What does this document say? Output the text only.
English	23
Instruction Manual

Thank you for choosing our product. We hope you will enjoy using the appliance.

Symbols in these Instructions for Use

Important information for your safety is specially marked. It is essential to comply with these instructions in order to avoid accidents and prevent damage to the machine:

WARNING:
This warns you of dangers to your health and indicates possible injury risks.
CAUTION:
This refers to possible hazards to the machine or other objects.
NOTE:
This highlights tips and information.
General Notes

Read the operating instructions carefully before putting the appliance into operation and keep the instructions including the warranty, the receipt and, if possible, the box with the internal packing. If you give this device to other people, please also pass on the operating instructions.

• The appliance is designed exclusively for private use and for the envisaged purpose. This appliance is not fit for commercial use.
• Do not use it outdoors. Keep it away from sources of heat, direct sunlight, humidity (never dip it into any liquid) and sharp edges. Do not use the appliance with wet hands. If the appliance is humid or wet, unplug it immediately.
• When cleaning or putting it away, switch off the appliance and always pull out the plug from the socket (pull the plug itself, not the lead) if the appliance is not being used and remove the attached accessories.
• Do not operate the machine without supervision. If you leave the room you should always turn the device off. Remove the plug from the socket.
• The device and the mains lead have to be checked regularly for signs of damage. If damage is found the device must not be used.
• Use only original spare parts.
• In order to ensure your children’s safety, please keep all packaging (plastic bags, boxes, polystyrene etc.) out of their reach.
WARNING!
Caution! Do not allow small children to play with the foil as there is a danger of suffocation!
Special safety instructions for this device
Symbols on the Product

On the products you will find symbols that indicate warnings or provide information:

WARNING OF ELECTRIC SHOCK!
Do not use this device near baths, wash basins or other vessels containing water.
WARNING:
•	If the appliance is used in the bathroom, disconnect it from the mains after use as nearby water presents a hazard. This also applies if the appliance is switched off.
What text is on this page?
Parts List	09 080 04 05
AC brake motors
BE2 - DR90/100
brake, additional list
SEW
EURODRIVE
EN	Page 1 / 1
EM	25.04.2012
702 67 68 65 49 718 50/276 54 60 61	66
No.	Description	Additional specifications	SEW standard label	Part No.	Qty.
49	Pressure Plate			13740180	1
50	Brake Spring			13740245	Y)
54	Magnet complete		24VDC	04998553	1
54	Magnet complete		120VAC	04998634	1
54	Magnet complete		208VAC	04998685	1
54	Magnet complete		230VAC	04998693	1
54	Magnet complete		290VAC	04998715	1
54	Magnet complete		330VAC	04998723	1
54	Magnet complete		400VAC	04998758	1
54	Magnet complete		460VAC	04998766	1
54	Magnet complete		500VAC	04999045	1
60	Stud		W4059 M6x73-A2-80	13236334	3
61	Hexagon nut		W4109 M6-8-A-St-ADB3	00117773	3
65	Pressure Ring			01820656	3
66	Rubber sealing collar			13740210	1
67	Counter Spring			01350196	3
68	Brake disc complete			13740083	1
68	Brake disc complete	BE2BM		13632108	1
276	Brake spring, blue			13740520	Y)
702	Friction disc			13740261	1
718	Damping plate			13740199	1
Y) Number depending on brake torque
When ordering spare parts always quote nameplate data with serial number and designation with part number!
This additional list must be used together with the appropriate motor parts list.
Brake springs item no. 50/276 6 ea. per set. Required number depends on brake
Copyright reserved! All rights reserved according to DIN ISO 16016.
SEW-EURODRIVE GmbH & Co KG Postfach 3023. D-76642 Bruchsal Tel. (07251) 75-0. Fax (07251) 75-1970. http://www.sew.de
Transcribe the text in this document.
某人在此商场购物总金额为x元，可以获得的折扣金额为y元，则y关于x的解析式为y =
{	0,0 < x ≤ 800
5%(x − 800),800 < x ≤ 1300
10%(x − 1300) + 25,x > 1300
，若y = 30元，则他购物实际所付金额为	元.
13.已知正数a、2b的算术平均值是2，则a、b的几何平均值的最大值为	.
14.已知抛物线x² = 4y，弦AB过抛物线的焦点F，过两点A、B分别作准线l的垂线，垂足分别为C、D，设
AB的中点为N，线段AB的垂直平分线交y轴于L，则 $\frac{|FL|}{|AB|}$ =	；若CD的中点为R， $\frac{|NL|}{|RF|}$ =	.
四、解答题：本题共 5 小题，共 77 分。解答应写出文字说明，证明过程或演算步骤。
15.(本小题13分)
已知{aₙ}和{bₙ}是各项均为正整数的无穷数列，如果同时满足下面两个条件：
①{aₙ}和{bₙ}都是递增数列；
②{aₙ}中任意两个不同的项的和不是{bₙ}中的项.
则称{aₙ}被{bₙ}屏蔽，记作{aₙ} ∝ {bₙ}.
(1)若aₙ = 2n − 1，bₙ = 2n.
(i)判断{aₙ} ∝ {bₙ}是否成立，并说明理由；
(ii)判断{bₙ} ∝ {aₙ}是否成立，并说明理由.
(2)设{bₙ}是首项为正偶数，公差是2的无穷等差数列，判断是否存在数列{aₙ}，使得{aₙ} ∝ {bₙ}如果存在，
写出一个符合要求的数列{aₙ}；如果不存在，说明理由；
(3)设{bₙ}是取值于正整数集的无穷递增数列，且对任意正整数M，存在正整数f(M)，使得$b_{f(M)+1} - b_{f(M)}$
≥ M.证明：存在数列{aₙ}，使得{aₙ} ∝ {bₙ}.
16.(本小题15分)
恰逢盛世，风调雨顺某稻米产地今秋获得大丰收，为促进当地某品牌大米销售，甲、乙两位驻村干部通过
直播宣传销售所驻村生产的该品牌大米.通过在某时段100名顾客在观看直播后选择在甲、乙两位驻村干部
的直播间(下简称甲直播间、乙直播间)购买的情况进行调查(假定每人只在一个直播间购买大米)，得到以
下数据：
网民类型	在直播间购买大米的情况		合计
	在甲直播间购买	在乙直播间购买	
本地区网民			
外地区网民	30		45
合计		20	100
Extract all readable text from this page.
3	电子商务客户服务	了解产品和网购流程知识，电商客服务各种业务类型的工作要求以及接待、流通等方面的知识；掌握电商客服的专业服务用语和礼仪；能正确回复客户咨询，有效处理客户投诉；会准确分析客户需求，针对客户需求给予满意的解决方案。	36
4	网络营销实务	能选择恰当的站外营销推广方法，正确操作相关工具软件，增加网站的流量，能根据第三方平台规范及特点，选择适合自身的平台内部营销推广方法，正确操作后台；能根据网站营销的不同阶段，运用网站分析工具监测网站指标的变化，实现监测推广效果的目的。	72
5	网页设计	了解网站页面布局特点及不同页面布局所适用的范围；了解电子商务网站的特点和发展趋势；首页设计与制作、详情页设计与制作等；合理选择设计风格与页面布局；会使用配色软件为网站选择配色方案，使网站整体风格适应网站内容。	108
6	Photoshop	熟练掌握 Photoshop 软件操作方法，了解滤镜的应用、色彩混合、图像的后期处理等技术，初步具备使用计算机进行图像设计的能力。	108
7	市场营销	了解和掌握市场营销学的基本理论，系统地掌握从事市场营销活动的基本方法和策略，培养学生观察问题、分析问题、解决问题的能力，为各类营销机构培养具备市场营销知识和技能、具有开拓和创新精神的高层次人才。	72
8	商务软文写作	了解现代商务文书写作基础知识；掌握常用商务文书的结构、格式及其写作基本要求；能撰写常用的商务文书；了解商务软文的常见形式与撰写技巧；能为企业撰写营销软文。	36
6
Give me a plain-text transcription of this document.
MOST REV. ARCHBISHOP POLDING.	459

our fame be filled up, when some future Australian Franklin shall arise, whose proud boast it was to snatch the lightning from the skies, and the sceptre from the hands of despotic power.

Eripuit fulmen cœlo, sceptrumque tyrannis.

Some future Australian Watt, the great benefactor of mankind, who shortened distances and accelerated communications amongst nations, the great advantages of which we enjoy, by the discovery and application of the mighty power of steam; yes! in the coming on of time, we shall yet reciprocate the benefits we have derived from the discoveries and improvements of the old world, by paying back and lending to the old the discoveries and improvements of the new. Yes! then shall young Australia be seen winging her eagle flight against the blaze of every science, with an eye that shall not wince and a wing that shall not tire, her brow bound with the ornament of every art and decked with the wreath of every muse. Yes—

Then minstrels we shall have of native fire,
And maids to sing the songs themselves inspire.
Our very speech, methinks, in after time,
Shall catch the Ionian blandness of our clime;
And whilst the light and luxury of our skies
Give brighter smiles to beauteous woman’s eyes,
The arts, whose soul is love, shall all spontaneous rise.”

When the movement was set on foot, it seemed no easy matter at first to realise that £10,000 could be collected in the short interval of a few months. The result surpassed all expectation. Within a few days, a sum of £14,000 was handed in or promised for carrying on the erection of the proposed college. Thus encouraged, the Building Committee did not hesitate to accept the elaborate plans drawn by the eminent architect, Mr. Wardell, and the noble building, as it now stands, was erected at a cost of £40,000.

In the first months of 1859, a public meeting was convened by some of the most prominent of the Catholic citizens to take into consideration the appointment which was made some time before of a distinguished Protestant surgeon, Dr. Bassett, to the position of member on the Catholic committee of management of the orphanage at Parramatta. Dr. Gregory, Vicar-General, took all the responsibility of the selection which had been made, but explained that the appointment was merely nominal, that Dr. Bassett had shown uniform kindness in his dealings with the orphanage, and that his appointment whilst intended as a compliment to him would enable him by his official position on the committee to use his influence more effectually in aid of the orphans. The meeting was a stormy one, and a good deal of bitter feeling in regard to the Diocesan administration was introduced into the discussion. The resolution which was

********

*Given task*
How many lines of the listing above include the word "please"? Reply with the number alone.

*Finished answer*
2